● **SHORT EXERCISE**:
Write out every entry precisely as given, leaving the pictures out.

● **RECORDS FOR PROCESSING**:

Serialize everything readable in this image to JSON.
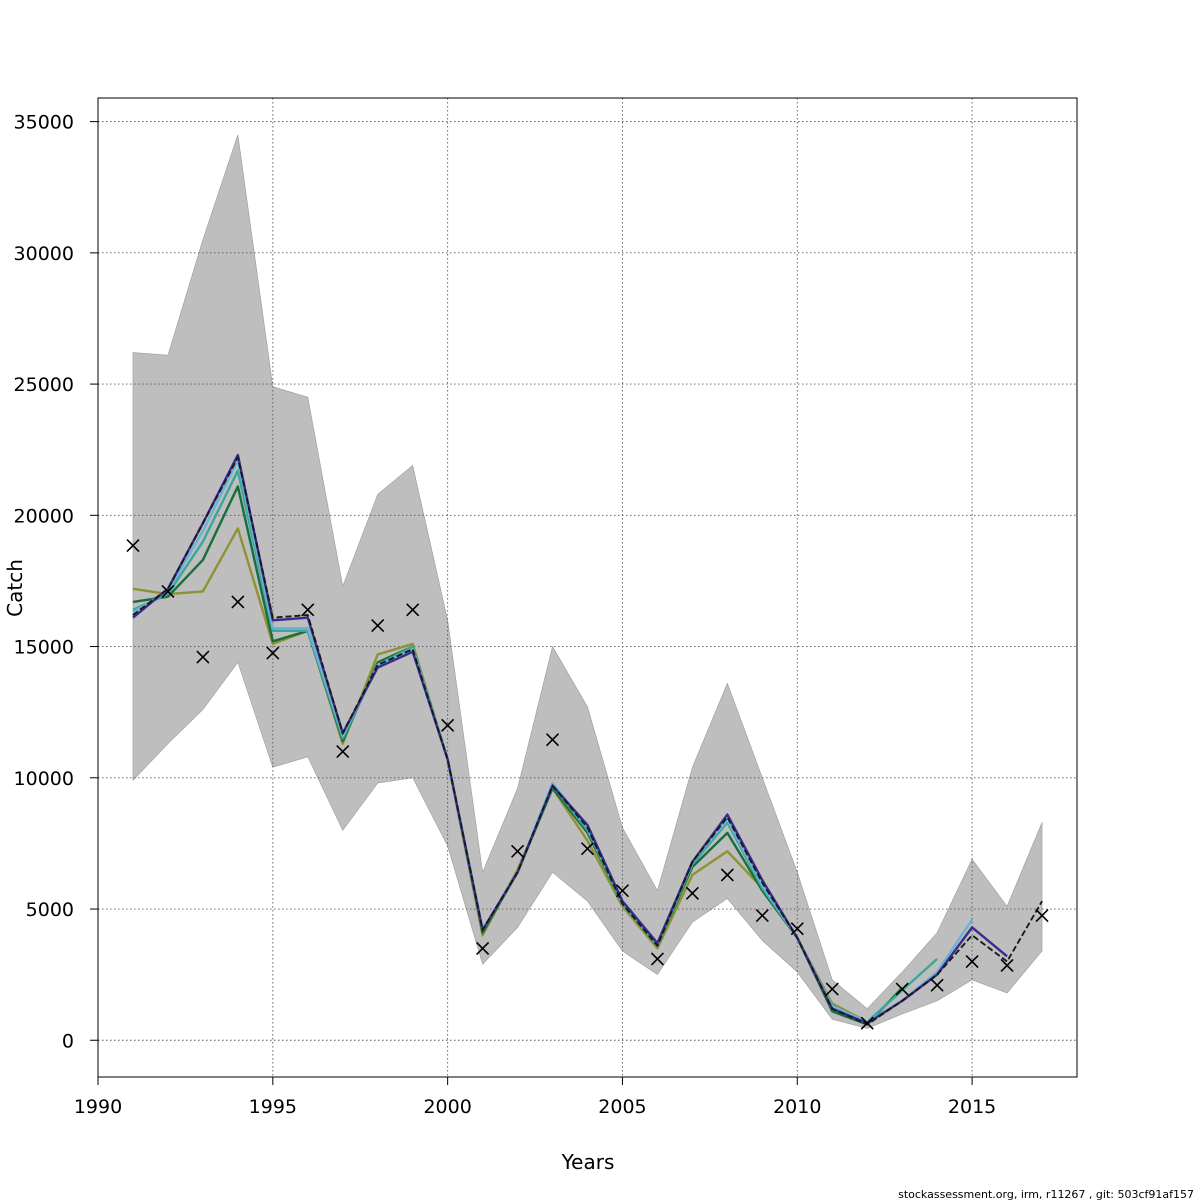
{
  "chart_data": {
    "type": "line",
    "title": "",
    "xlabel": "Years",
    "ylabel": "Catch",
    "xlim": [
      1990,
      2018
    ],
    "ylim": [
      -1400,
      35900
    ],
    "xticks": [
      1990,
      1995,
      2000,
      2005,
      2010,
      2015
    ],
    "yticks": [
      0,
      5000,
      10000,
      15000,
      20000,
      25000,
      30000,
      35000
    ],
    "grid": true,
    "band": {
      "x": [
        1991,
        1992,
        1993,
        1994,
        1995,
        1996,
        1997,
        1998,
        1999,
        2000,
        2001,
        2002,
        2003,
        2004,
        2005,
        2006,
        2007,
        2008,
        2009,
        2010,
        2011,
        2012,
        2013,
        2014,
        2015,
        2016,
        2017
      ],
      "upper": [
        26200,
        26100,
        30500,
        34500,
        24900,
        24500,
        17300,
        20800,
        21900,
        16000,
        6400,
        9600,
        15000,
        12700,
        8100,
        5700,
        10400,
        13600,
        10000,
        6400,
        2300,
        1200,
        2600,
        4100,
        6900,
        5100,
        8300
      ],
      "lower": [
        9900,
        11300,
        12600,
        14400,
        10400,
        10800,
        8000,
        9800,
        10000,
        7400,
        2900,
        4300,
        6400,
        5300,
        3400,
        2500,
        4500,
        5400,
        3800,
        2600,
        800,
        450,
        1000,
        1500,
        2300,
        1800,
        3400
      ],
      "color": "#bebebe"
    },
    "observed": {
      "x": [
        1991,
        1992,
        1993,
        1994,
        1995,
        1996,
        1997,
        1998,
        1999,
        2000,
        2001,
        2002,
        2003,
        2004,
        2005,
        2006,
        2007,
        2008,
        2009,
        2010,
        2011,
        2012,
        2013,
        2014,
        2015,
        2016,
        2017
      ],
      "y": [
        18850,
        17100,
        14600,
        16700,
        14750,
        16400,
        11000,
        15800,
        16400,
        12000,
        3500,
        7200,
        11450,
        7300,
        5700,
        3100,
        5600,
        6300,
        4750,
        4250,
        1950,
        650,
        1950,
        2100,
        3000,
        2850,
        4750
      ]
    },
    "series": [
      {
        "color": "#1a1a1a",
        "dashed": true,
        "x": [
          1991,
          1992,
          1993,
          1994,
          1995,
          1996,
          1997,
          1998,
          1999,
          2000,
          2001,
          2002,
          2003,
          2004,
          2005,
          2006,
          2007,
          2008,
          2009,
          2010,
          2011,
          2012,
          2013,
          2014,
          2015,
          2016,
          2017
        ],
        "y": [
          16200,
          17200,
          19700,
          22200,
          16100,
          16200,
          11700,
          14300,
          14900,
          10700,
          4200,
          6400,
          9700,
          8100,
          5200,
          3600,
          6800,
          8500,
          6000,
          3900,
          1200,
          600,
          1500,
          2500,
          4000,
          3000,
          5300
        ]
      },
      {
        "color": "#3a2c8c",
        "x": [
          1991,
          1992,
          1993,
          1994,
          1995,
          1996,
          1997,
          1998,
          1999,
          2000,
          2001,
          2002,
          2003,
          2004,
          2005,
          2006,
          2007,
          2008,
          2009,
          2010,
          2011,
          2012,
          2013,
          2014,
          2015,
          2016
        ],
        "y": [
          16100,
          17200,
          19700,
          22300,
          16000,
          16100,
          11700,
          14200,
          14800,
          10700,
          4200,
          6400,
          9700,
          8200,
          5300,
          3700,
          6800,
          8600,
          6100,
          3900,
          1200,
          650,
          1500,
          2500,
          4300,
          3200
        ]
      },
      {
        "color": "#6ab3d8",
        "x": [
          1991,
          1992,
          1993,
          1994,
          1995,
          1996,
          1997,
          1998,
          1999,
          2000,
          2001,
          2002,
          2003,
          2004,
          2005,
          2006,
          2007,
          2008,
          2009,
          2010,
          2011,
          2012,
          2013,
          2014,
          2015
        ],
        "y": [
          16300,
          17100,
          19400,
          22100,
          15700,
          15700,
          11600,
          14300,
          14900,
          10700,
          4200,
          6400,
          9800,
          8100,
          5300,
          3700,
          6800,
          8400,
          5900,
          3900,
          1300,
          700,
          1500,
          2600,
          4600
        ]
      },
      {
        "color": "#3aa898",
        "x": [
          1991,
          1992,
          1993,
          1994,
          1995,
          1996,
          1997,
          1998,
          1999,
          2000,
          2001,
          2002,
          2003,
          2004,
          2005,
          2006,
          2007,
          2008,
          2009,
          2010,
          2011,
          2012,
          2013,
          2014
        ],
        "y": [
          16400,
          17000,
          19000,
          21700,
          15600,
          15600,
          11500,
          14300,
          15000,
          10700,
          4200,
          6400,
          9700,
          8000,
          5200,
          3600,
          6700,
          8300,
          5800,
          3900,
          1300,
          700,
          1900,
          3100
        ]
      },
      {
        "color": "#1a6e3e",
        "x": [
          1991,
          1992,
          1993,
          1994,
          1995,
          1996,
          1997,
          1998,
          1999,
          2000,
          2001,
          2002,
          2003,
          2004,
          2005,
          2006,
          2007,
          2008,
          2009,
          2010,
          2011,
          2012,
          2013
        ],
        "y": [
          16700,
          16900,
          18300,
          21100,
          15200,
          15600,
          11400,
          14400,
          15000,
          10700,
          4100,
          6400,
          9600,
          7900,
          5200,
          3600,
          6600,
          7900,
          5700,
          3900,
          1100,
          600,
          2000
        ]
      },
      {
        "color": "#8e9232",
        "x": [
          1991,
          1992,
          1993,
          1994,
          1995,
          1996,
          1997,
          1998,
          1999,
          2000,
          2001,
          2002,
          2003,
          2004,
          2005,
          2006,
          2007,
          2008,
          2009,
          2010,
          2011,
          2012
        ],
        "y": [
          17200,
          17000,
          17100,
          19500,
          15100,
          15600,
          11300,
          14700,
          15100,
          10700,
          4000,
          6500,
          9600,
          7600,
          5100,
          3500,
          6300,
          7200,
          5800,
          3900,
          1400,
          700
        ]
      }
    ],
    "footer": "stockassessment.org, irm, r11267 , git: 503cf91af157"
  }
}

● **EXERCISE RESULT**:
Serialize everything readable in this image to JSON.
{
  "chart_data": {
    "type": "line",
    "title": "",
    "xlabel": "Years",
    "ylabel": "Catch",
    "xlim": [
      1990,
      2018
    ],
    "ylim": [
      -1400,
      35900
    ],
    "xticks": [
      1990,
      1995,
      2000,
      2005,
      2010,
      2015
    ],
    "yticks": [
      0,
      5000,
      10000,
      15000,
      20000,
      25000,
      30000,
      35000
    ],
    "grid": true,
    "band": {
      "x": [
        1991,
        1992,
        1993,
        1994,
        1995,
        1996,
        1997,
        1998,
        1999,
        2000,
        2001,
        2002,
        2003,
        2004,
        2005,
        2006,
        2007,
        2008,
        2009,
        2010,
        2011,
        2012,
        2013,
        2014,
        2015,
        2016,
        2017
      ],
      "upper": [
        26200,
        26100,
        30500,
        34500,
        24900,
        24500,
        17300,
        20800,
        21900,
        16000,
        6400,
        9600,
        15000,
        12700,
        8100,
        5700,
        10400,
        13600,
        10000,
        6400,
        2300,
        1200,
        2600,
        4100,
        6900,
        5100,
        8300
      ],
      "lower": [
        9900,
        11300,
        12600,
        14400,
        10400,
        10800,
        8000,
        9800,
        10000,
        7400,
        2900,
        4300,
        6400,
        5300,
        3400,
        2500,
        4500,
        5400,
        3800,
        2600,
        800,
        450,
        1000,
        1500,
        2300,
        1800,
        3400
      ],
      "color": "#bebebe"
    },
    "observed": {
      "x": [
        1991,
        1992,
        1993,
        1994,
        1995,
        1996,
        1997,
        1998,
        1999,
        2000,
        2001,
        2002,
        2003,
        2004,
        2005,
        2006,
        2007,
        2008,
        2009,
        2010,
        2011,
        2012,
        2013,
        2014,
        2015,
        2016,
        2017
      ],
      "y": [
        18850,
        17100,
        14600,
        16700,
        14750,
        16400,
        11000,
        15800,
        16400,
        12000,
        3500,
        7200,
        11450,
        7300,
        5700,
        3100,
        5600,
        6300,
        4750,
        4250,
        1950,
        650,
        1950,
        2100,
        3000,
        2850,
        4750
      ]
    },
    "series": [
      {
        "color": "#1a1a1a",
        "dashed": true,
        "x": [
          1991,
          1992,
          1993,
          1994,
          1995,
          1996,
          1997,
          1998,
          1999,
          2000,
          2001,
          2002,
          2003,
          2004,
          2005,
          2006,
          2007,
          2008,
          2009,
          2010,
          2011,
          2012,
          2013,
          2014,
          2015,
          2016,
          2017
        ],
        "y": [
          16200,
          17200,
          19700,
          22200,
          16100,
          16200,
          11700,
          14300,
          14900,
          10700,
          4200,
          6400,
          9700,
          8100,
          5200,
          3600,
          6800,
          8500,
          6000,
          3900,
          1200,
          600,
          1500,
          2500,
          4000,
          3000,
          5300
        ]
      },
      {
        "color": "#3a2c8c",
        "x": [
          1991,
          1992,
          1993,
          1994,
          1995,
          1996,
          1997,
          1998,
          1999,
          2000,
          2001,
          2002,
          2003,
          2004,
          2005,
          2006,
          2007,
          2008,
          2009,
          2010,
          2011,
          2012,
          2013,
          2014,
          2015,
          2016
        ],
        "y": [
          16100,
          17200,
          19700,
          22300,
          16000,
          16100,
          11700,
          14200,
          14800,
          10700,
          4200,
          6400,
          9700,
          8200,
          5300,
          3700,
          6800,
          8600,
          6100,
          3900,
          1200,
          650,
          1500,
          2500,
          4300,
          3200
        ]
      },
      {
        "color": "#6ab3d8",
        "x": [
          1991,
          1992,
          1993,
          1994,
          1995,
          1996,
          1997,
          1998,
          1999,
          2000,
          2001,
          2002,
          2003,
          2004,
          2005,
          2006,
          2007,
          2008,
          2009,
          2010,
          2011,
          2012,
          2013,
          2014,
          2015
        ],
        "y": [
          16300,
          17100,
          19400,
          22100,
          15700,
          15700,
          11600,
          14300,
          14900,
          10700,
          4200,
          6400,
          9800,
          8100,
          5300,
          3700,
          6800,
          8400,
          5900,
          3900,
          1300,
          700,
          1500,
          2600,
          4600
        ]
      },
      {
        "color": "#3aa898",
        "x": [
          1991,
          1992,
          1993,
          1994,
          1995,
          1996,
          1997,
          1998,
          1999,
          2000,
          2001,
          2002,
          2003,
          2004,
          2005,
          2006,
          2007,
          2008,
          2009,
          2010,
          2011,
          2012,
          2013,
          2014
        ],
        "y": [
          16400,
          17000,
          19000,
          21700,
          15600,
          15600,
          11500,
          14300,
          15000,
          10700,
          4200,
          6400,
          9700,
          8000,
          5200,
          3600,
          6700,
          8300,
          5800,
          3900,
          1300,
          700,
          1900,
          3100
        ]
      },
      {
        "color": "#1a6e3e",
        "x": [
          1991,
          1992,
          1993,
          1994,
          1995,
          1996,
          1997,
          1998,
          1999,
          2000,
          2001,
          2002,
          2003,
          2004,
          2005,
          2006,
          2007,
          2008,
          2009,
          2010,
          2011,
          2012,
          2013
        ],
        "y": [
          16700,
          16900,
          18300,
          21100,
          15200,
          15600,
          11400,
          14400,
          15000,
          10700,
          4100,
          6400,
          9600,
          7900,
          5200,
          3600,
          6600,
          7900,
          5700,
          3900,
          1100,
          600,
          2000
        ]
      },
      {
        "color": "#8e9232",
        "x": [
          1991,
          1992,
          1993,
          1994,
          1995,
          1996,
          1997,
          1998,
          1999,
          2000,
          2001,
          2002,
          2003,
          2004,
          2005,
          2006,
          2007,
          2008,
          2009,
          2010,
          2011,
          2012
        ],
        "y": [
          17200,
          17000,
          17100,
          19500,
          15100,
          15600,
          11300,
          14700,
          15100,
          10700,
          4000,
          6500,
          9600,
          7600,
          5100,
          3500,
          6300,
          7200,
          5800,
          3900,
          1400,
          700
        ]
      }
    ],
    "footer": "stockassessment.org, irm, r11267 , git: 503cf91af157"
  }
}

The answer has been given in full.